■ RECORD EXCERPTS
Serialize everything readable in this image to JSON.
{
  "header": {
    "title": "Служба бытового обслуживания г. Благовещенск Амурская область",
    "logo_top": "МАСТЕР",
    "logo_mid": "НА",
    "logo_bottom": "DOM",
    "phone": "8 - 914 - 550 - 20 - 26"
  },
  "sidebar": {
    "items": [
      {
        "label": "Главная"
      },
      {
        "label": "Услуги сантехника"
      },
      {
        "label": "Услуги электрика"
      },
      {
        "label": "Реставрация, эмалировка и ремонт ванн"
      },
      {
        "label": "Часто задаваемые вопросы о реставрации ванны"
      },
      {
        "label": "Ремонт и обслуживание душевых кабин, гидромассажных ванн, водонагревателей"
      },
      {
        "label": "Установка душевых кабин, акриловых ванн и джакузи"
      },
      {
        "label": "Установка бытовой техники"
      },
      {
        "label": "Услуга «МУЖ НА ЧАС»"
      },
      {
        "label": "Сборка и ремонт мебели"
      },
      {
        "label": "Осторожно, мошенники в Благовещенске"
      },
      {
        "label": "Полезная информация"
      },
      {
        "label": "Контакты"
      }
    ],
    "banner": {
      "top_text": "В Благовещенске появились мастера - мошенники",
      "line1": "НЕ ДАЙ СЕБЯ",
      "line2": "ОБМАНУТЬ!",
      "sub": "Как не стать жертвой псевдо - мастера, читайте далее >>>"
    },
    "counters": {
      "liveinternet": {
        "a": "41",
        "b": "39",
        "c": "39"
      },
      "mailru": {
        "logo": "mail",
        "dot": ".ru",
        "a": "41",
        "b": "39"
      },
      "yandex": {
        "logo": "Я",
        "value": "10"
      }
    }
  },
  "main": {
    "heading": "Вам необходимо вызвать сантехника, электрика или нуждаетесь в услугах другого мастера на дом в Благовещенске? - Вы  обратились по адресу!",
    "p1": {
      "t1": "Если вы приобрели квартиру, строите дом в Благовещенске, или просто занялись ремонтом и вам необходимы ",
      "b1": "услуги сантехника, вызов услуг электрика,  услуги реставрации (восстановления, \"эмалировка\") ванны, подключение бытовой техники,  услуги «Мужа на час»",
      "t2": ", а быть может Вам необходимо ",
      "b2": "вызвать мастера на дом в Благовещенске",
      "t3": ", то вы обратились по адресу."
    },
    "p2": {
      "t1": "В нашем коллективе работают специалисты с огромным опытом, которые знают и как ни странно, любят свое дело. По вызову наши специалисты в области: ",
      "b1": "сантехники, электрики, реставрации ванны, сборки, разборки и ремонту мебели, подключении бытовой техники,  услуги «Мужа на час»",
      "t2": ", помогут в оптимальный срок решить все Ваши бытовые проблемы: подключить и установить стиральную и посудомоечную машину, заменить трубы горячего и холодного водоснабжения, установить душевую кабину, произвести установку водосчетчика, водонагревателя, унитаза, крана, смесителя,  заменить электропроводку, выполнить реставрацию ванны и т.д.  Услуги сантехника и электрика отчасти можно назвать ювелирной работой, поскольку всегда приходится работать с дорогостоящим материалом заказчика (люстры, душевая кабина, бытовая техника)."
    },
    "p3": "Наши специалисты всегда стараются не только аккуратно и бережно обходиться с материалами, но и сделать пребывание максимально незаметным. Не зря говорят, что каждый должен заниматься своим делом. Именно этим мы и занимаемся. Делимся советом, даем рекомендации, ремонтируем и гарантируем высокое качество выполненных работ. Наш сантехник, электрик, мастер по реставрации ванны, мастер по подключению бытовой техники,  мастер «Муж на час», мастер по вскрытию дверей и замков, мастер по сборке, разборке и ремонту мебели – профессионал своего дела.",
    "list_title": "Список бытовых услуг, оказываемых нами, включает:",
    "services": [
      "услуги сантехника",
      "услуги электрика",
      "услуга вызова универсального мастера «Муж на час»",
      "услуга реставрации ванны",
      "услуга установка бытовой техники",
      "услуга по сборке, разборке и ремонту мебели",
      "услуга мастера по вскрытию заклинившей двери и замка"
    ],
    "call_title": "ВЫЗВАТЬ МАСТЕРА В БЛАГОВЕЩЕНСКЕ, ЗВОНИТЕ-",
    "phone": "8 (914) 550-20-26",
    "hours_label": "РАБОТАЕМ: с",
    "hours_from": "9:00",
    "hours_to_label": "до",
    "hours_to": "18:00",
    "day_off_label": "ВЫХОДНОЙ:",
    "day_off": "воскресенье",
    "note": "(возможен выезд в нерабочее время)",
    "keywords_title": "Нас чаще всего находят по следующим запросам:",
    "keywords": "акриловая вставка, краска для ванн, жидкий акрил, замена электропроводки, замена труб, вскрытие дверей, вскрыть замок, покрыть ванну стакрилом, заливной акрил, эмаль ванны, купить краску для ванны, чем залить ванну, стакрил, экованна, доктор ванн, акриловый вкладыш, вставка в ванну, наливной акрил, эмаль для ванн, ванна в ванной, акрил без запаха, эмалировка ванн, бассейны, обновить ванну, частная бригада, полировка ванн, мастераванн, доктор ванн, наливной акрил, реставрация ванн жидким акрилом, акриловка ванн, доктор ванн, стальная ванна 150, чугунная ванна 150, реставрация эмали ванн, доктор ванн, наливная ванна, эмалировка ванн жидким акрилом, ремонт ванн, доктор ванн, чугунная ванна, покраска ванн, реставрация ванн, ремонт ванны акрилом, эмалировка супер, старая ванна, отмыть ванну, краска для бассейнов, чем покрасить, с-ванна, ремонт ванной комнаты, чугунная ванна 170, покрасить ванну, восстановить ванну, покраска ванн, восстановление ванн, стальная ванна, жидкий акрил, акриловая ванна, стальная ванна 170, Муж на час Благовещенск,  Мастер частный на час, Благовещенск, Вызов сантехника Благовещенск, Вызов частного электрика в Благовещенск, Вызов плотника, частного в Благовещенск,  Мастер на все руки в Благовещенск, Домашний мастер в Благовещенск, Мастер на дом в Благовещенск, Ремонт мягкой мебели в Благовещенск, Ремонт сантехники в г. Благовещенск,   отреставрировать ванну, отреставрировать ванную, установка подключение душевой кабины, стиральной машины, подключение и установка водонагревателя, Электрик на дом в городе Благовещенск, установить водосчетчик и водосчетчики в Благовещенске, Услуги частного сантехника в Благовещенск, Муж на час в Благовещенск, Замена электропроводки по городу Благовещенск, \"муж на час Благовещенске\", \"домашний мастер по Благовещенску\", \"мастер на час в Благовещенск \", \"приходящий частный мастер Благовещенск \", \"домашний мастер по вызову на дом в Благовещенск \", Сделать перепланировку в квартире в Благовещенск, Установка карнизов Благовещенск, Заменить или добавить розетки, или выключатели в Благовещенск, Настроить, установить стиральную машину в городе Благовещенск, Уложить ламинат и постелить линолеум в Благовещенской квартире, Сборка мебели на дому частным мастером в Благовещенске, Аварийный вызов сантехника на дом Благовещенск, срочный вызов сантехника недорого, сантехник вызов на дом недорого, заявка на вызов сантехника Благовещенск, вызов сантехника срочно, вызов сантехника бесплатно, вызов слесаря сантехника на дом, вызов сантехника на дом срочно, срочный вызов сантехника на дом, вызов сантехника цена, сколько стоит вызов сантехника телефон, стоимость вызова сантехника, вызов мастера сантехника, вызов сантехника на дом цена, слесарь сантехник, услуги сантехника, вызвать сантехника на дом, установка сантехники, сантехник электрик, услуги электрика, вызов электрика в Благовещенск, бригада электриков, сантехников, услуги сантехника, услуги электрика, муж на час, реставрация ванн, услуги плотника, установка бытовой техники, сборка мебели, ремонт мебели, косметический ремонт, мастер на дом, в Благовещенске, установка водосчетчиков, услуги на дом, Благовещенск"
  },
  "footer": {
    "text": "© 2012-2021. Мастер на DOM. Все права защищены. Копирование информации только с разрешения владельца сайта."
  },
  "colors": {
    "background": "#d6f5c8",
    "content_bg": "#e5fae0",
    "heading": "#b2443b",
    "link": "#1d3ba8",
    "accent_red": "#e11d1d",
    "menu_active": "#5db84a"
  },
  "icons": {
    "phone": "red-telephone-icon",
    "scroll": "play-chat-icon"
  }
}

■ WHAT THE TASK ASKS
Collect each line of the entries that has the word "сборке", copying it in full.

■ WRITTEN RESPONSE
    "p3": "Наши специалисты всегда стараются не только аккуратно и бережно обходиться с материалами, но и сделать пребывание максимально незаметным. Не зря говорят, что каждый должен заниматься своим делом. Именно этим мы и занимаемся. Делимся советом, даем рекомендации, ремонтируем и гарантируем высокое качество выполненных работ. Наш сантехник, электрик, мастер по реставрации ванны, мастер по подключению бытовой техники,  мастер «Муж на час», мастер по вскрытию дверей и замков, мастер по сборке, разборке и ремонту мебели – профессионал своего дела.",
      "услуга по сборке, разборке и ремонту мебели",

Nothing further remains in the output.